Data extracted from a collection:
::::::
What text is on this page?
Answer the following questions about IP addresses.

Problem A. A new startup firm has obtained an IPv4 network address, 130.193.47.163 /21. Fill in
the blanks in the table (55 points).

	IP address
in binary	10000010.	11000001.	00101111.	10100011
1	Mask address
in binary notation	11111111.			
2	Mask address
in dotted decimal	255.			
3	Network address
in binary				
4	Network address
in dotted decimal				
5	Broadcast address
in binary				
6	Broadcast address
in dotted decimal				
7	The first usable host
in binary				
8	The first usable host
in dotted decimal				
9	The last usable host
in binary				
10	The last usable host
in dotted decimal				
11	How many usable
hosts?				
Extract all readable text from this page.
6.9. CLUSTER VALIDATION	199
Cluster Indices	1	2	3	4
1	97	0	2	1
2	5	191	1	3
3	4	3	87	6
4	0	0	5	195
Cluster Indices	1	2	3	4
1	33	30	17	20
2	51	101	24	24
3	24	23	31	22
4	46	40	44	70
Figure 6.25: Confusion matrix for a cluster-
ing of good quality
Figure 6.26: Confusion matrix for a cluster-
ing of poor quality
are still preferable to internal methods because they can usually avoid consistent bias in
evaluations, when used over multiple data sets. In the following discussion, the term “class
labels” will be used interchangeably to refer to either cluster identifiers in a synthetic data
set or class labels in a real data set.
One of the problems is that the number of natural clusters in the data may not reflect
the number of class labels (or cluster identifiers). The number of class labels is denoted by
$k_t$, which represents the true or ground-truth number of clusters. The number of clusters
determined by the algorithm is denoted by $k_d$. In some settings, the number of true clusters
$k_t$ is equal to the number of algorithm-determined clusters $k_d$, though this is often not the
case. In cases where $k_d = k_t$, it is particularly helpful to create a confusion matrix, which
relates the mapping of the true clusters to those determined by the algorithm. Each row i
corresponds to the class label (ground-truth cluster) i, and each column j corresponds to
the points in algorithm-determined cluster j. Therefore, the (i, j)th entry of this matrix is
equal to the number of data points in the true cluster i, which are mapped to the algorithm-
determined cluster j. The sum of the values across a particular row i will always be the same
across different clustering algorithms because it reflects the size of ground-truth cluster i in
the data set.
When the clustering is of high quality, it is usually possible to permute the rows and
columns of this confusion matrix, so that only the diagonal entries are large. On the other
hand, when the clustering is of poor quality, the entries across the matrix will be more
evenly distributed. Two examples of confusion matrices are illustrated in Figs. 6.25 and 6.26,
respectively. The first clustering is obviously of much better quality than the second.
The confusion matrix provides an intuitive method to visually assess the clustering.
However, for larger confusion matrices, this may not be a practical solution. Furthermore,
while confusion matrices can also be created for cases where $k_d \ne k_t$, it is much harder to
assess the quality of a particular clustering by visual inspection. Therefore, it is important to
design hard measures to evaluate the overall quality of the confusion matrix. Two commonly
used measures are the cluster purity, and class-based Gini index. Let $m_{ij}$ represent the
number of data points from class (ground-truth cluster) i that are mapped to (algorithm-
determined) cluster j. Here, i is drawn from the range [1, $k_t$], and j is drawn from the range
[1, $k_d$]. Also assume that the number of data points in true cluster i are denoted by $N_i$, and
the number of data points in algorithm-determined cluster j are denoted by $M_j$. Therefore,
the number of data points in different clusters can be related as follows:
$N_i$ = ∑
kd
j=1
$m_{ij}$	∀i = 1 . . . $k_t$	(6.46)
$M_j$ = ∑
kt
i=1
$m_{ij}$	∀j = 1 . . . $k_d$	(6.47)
::::::
Return the lines of the records that include the string "truth".

*Task answer*
$k_t$, which represents the true or ground-truth number of clusters. The number of clusters
corresponds to the class label (ground-truth cluster) i, and each column j corresponds to
across different clustering algorithms because it reflects the size of ground-truth cluster i in
number of data points from class (ground-truth cluster) i that are mapped to (algorithm-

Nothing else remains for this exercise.